Aim of the task.
Could you write out every entry exactly as it stands?

□ □ □ □ □

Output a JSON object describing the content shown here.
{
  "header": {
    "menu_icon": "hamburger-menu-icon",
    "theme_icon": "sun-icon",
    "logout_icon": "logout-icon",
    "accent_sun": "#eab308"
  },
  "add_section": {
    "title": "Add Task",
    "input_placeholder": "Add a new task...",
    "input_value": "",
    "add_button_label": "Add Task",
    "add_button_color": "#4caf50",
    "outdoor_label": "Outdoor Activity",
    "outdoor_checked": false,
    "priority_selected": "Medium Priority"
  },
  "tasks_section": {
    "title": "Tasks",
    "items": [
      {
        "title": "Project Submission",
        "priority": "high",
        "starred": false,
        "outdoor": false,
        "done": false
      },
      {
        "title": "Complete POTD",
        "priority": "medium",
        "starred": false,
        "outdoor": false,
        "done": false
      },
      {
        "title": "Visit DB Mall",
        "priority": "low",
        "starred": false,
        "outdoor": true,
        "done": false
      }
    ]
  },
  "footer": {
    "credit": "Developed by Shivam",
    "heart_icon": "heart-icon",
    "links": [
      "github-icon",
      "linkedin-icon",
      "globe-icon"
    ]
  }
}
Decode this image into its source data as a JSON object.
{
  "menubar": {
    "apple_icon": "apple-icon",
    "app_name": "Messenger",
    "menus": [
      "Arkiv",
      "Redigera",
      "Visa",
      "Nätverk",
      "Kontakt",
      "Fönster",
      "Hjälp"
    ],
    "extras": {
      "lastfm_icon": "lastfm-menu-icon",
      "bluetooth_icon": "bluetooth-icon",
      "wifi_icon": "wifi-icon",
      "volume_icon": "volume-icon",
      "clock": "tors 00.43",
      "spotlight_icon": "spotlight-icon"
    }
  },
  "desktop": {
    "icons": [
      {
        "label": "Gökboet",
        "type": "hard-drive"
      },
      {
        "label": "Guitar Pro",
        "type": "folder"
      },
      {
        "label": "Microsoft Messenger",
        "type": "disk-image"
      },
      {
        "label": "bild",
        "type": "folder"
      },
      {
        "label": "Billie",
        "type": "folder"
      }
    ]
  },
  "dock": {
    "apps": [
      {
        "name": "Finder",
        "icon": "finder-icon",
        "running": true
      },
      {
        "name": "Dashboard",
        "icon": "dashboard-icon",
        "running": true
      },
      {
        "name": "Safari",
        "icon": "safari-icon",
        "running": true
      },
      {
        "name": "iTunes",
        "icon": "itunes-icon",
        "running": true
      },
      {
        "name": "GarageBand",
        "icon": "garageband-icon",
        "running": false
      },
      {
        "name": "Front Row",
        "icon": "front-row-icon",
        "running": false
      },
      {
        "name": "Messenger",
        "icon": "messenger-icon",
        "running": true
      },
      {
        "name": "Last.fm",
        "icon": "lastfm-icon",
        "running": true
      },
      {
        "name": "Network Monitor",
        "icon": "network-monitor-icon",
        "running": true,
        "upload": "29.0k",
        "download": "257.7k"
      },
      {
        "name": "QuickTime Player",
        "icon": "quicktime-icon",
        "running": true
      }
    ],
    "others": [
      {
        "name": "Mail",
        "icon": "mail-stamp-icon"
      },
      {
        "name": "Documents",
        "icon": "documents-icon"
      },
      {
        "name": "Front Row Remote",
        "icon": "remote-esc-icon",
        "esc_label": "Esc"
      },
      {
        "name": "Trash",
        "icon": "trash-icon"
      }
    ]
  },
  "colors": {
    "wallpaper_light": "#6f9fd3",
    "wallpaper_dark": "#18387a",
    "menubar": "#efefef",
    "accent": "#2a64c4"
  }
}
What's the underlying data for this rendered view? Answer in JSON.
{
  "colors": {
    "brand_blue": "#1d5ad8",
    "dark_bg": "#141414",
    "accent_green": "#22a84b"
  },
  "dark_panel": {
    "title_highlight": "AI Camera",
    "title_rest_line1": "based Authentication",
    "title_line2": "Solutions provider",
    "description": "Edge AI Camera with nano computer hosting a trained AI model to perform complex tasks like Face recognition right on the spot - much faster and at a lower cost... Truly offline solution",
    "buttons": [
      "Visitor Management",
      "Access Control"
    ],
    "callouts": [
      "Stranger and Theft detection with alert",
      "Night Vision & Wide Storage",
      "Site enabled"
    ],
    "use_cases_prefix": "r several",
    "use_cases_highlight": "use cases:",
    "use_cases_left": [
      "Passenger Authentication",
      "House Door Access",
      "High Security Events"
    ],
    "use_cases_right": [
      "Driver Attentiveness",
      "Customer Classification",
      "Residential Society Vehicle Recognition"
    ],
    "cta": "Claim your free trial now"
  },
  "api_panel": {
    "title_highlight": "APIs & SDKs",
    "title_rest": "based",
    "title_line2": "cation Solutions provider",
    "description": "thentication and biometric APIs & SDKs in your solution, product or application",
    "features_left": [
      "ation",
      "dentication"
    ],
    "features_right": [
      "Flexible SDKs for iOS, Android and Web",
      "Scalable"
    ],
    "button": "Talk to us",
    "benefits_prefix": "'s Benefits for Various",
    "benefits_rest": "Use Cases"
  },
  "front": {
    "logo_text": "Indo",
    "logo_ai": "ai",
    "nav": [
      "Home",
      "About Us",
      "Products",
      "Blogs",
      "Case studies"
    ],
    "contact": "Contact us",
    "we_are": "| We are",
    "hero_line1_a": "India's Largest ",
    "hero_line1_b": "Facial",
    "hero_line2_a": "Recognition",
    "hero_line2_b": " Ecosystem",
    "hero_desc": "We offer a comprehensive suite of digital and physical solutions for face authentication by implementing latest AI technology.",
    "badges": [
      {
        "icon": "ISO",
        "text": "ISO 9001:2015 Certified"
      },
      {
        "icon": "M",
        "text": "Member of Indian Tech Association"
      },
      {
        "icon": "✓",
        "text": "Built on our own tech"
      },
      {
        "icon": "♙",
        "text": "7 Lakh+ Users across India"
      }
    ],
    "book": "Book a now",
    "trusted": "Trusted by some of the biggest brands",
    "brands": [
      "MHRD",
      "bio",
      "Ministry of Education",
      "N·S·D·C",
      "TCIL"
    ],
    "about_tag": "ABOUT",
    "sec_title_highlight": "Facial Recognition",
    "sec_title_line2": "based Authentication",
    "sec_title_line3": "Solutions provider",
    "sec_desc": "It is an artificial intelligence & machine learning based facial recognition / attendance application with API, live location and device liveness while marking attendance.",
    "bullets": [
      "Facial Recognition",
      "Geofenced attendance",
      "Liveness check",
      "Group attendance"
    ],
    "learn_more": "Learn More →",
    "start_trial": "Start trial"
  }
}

□ □ □ □ □

Response to this exercise.
Output a JSON object describing the content shown here.
{
  "header": {
    "menu_icon": "hamburger-menu-icon",
    "theme_icon": "sun-icon",
    "logout_icon": "logout-icon",
    "accent_sun": "#eab308"
  },
  "add_section": {
    "title": "Add Task",
    "input_placeholder": "Add a new task...",
    "input_value": "",
    "add_button_label": "Add Task",
    "add_button_color": "#4caf50",
    "outdoor_label": "Outdoor Activity",
    "outdoor_checked": false,
    "priority_selected": "Medium Priority"
  },
  "tasks_section": {
    "title": "Tasks",
    "items": [
      {
        "title": "Project Submission",
        "priority": "high",
        "starred": false,
        "outdoor": false,
        "done": false
      },
      {
        "title": "Complete POTD",
        "priority": "medium",
        "starred": false,
        "outdoor": false,
        "done": false
      },
      {
        "title": "Visit DB Mall",
        "priority": "low",
        "starred": false,
        "outdoor": true,
        "done": false
      }
    ]
  },
  "footer": {
    "credit": "Developed by Shivam",
    "heart_icon": "heart-icon",
    "links": [
      "github-icon",
      "linkedin-icon",
      "globe-icon"
    ]
  }
}
Decode this image into its source data as a JSON object.
{
  "menubar": {
    "apple_icon": "apple-icon",
    "app_name": "Messenger",
    "menus": [
      "Arkiv",
      "Redigera",
      "Visa",
      "Nätverk",
      "Kontakt",
      "Fönster",
      "Hjälp"
    ],
    "extras": {
      "lastfm_icon": "lastfm-menu-icon",
      "bluetooth_icon": "bluetooth-icon",
      "wifi_icon": "wifi-icon",
      "volume_icon": "volume-icon",
      "clock": "tors 00.43",
      "spotlight_icon": "spotlight-icon"
    }
  },
  "desktop": {
    "icons": [
      {
        "label": "Gökboet",
        "type": "hard-drive"
      },
      {
        "label": "Guitar Pro",
        "type": "folder"
      },
      {
        "label": "Microsoft Messenger",
        "type": "disk-image"
      },
      {
        "label": "bild",
        "type": "folder"
      },
      {
        "label": "Billie",
        "type": "folder"
      }
    ]
  },
  "dock": {
    "apps": [
      {
        "name": "Finder",
        "icon": "finder-icon",
        "running": true
      },
      {
        "name": "Dashboard",
        "icon": "dashboard-icon",
        "running": true
      },
      {
        "name": "Safari",
        "icon": "safari-icon",
        "running": true
      },
      {
        "name": "iTunes",
        "icon": "itunes-icon",
        "running": true
      },
      {
        "name": "GarageBand",
        "icon": "garageband-icon",
        "running": false
      },
      {
        "name": "Front Row",
        "icon": "front-row-icon",
        "running": false
      },
      {
        "name": "Messenger",
        "icon": "messenger-icon",
        "running": true
      },
      {
        "name": "Last.fm",
        "icon": "lastfm-icon",
        "running": true
      },
      {
        "name": "Network Monitor",
        "icon": "network-monitor-icon",
        "running": true,
        "upload": "29.0k",
        "download": "257.7k"
      },
      {
        "name": "QuickTime Player",
        "icon": "quicktime-icon",
        "running": true
      }
    ],
    "others": [
      {
        "name": "Mail",
        "icon": "mail-stamp-icon"
      },
      {
        "name": "Documents",
        "icon": "documents-icon"
      },
      {
        "name": "Front Row Remote",
        "icon": "remote-esc-icon",
        "esc_label": "Esc"
      },
      {
        "name": "Trash",
        "icon": "trash-icon"
      }
    ]
  },
  "colors": {
    "wallpaper_light": "#6f9fd3",
    "wallpaper_dark": "#18387a",
    "menubar": "#efefef",
    "accent": "#2a64c4"
  }
}
What's the underlying data for this rendered view? Answer in JSON.
{
  "colors": {
    "brand_blue": "#1d5ad8",
    "dark_bg": "#141414",
    "accent_green": "#22a84b"
  },
  "dark_panel": {
    "title_highlight": "AI Camera",
    "title_rest_line1": "based Authentication",
    "title_line2": "Solutions provider",
    "description": "Edge AI Camera with nano computer hosting a trained AI model to perform complex tasks like Face recognition right on the spot - much faster and at a lower cost... Truly offline solution",
    "buttons": [
      "Visitor Management",
      "Access Control"
    ],
    "callouts": [
      "Stranger and Theft detection with alert",
      "Night Vision & Wide Storage",
      "Site enabled"
    ],
    "use_cases_prefix": "r several",
    "use_cases_highlight": "use cases:",
    "use_cases_left": [
      "Passenger Authentication",
      "House Door Access",
      "High Security Events"
    ],
    "use_cases_right": [
      "Driver Attentiveness",
      "Customer Classification",
      "Residential Society Vehicle Recognition"
    ],
    "cta": "Claim your free trial now"
  },
  "api_panel": {
    "title_highlight": "APIs & SDKs",
    "title_rest": "based",
    "title_line2": "cation Solutions provider",
    "description": "thentication and biometric APIs & SDKs in your solution, product or application",
    "features_left": [
      "ation",
      "dentication"
    ],
    "features_right": [
      "Flexible SDKs for iOS, Android and Web",
      "Scalable"
    ],
    "button": "Talk to us",
    "benefits_prefix": "'s Benefits for Various",
    "benefits_rest": "Use Cases"
  },
  "front": {
    "logo_text": "Indo",
    "logo_ai": "ai",
    "nav": [
      "Home",
      "About Us",
      "Products",
      "Blogs",
      "Case studies"
    ],
    "contact": "Contact us",
    "we_are": "| We are",
    "hero_line1_a": "India's Largest ",
    "hero_line1_b": "Facial",
    "hero_line2_a": "Recognition",
    "hero_line2_b": " Ecosystem",
    "hero_desc": "We offer a comprehensive suite of digital and physical solutions for face authentication by implementing latest AI technology.",
    "badges": [
      {
        "icon": "ISO",
        "text": "ISO 9001:2015 Certified"
      },
      {
        "icon": "M",
        "text": "Member of Indian Tech Association"
      },
      {
        "icon": "✓",
        "text": "Built on our own tech"
      },
      {
        "icon": "♙",
        "text": "7 Lakh+ Users across India"
      }
    ],
    "book": "Book a now",
    "trusted": "Trusted by some of the biggest brands",
    "brands": [
      "MHRD",
      "bio",
      "Ministry of Education",
      "N·S·D·C",
      "TCIL"
    ],
    "about_tag": "ABOUT",
    "sec_title_highlight": "Facial Recognition",
    "sec_title_line2": "based Authentication",
    "sec_title_line3": "Solutions provider",
    "sec_desc": "It is an artificial intelligence & machine learning based facial recognition / attendance application with API, live location and device liveness while marking attendance.",
    "bullets": [
      "Facial Recognition",
      "Geofenced attendance",
      "Liveness check",
      "Group attendance"
    ],
    "learn_more": "Learn More →",
    "start_trial": "Start trial"
  }
}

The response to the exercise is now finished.